> **Exercise instructions**
Write out every entry exactly as it appears.

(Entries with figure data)

☆ ☆ ☆ ☆ ☆

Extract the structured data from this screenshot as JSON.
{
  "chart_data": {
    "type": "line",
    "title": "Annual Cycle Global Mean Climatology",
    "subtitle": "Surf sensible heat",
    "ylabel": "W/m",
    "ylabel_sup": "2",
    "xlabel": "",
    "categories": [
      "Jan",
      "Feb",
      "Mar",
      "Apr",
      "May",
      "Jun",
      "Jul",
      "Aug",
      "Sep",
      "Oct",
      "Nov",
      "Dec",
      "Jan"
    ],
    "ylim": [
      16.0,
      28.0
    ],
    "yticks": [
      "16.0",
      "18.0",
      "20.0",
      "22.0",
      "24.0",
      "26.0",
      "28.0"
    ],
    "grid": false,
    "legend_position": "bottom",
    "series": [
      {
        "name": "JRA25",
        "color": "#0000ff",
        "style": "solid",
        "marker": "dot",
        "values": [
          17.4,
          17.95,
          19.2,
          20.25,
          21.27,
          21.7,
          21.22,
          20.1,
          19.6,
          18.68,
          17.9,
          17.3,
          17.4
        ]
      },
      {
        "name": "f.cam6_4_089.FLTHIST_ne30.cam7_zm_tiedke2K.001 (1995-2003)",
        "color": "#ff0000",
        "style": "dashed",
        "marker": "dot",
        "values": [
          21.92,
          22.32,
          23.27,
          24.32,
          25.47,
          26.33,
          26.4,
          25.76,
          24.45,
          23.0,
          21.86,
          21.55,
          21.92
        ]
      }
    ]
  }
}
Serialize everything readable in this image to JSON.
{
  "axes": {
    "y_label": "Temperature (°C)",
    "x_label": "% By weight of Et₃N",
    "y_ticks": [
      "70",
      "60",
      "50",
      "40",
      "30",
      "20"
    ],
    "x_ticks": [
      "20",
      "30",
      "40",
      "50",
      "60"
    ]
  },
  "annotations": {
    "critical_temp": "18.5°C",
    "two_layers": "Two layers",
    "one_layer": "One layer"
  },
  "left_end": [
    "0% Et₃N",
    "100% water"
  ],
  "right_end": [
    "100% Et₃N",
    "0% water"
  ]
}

☆ ☆ ☆ ☆ ☆

> **Full solution**
Extract the structured data from this screenshot as JSON.
{
  "chart_data": {
    "type": "line",
    "title": "Annual Cycle Global Mean Climatology",
    "subtitle": "Surf sensible heat",
    "ylabel": "W/m",
    "ylabel_sup": "2",
    "xlabel": "",
    "categories": [
      "Jan",
      "Feb",
      "Mar",
      "Apr",
      "May",
      "Jun",
      "Jul",
      "Aug",
      "Sep",
      "Oct",
      "Nov",
      "Dec",
      "Jan"
    ],
    "ylim": [
      16.0,
      28.0
    ],
    "yticks": [
      "16.0",
      "18.0",
      "20.0",
      "22.0",
      "24.0",
      "26.0",
      "28.0"
    ],
    "grid": false,
    "legend_position": "bottom",
    "series": [
      {
        "name": "JRA25",
        "color": "#0000ff",
        "style": "solid",
        "marker": "dot",
        "values": [
          17.4,
          17.95,
          19.2,
          20.25,
          21.27,
          21.7,
          21.22,
          20.1,
          19.6,
          18.68,
          17.9,
          17.3,
          17.4
        ]
      },
      {
        "name": "f.cam6_4_089.FLTHIST_ne30.cam7_zm_tiedke2K.001 (1995-2003)",
        "color": "#ff0000",
        "style": "dashed",
        "marker": "dot",
        "values": [
          21.92,
          22.32,
          23.27,
          24.32,
          25.47,
          26.33,
          26.4,
          25.76,
          24.45,
          23.0,
          21.86,
          21.55,
          21.92
        ]
      }
    ]
  }
}
Serialize everything readable in this image to JSON.
{
  "axes": {
    "y_label": "Temperature (°C)",
    "x_label": "% By weight of Et₃N",
    "y_ticks": [
      "70",
      "60",
      "50",
      "40",
      "30",
      "20"
    ],
    "x_ticks": [
      "20",
      "30",
      "40",
      "50",
      "60"
    ]
  },
  "annotations": {
    "critical_temp": "18.5°C",
    "two_layers": "Two layers",
    "one_layer": "One layer"
  },
  "left_end": [
    "0% Et₃N",
    "100% water"
  ],
  "right_end": [
    "100% Et₃N",
    "0% water"
  ]
}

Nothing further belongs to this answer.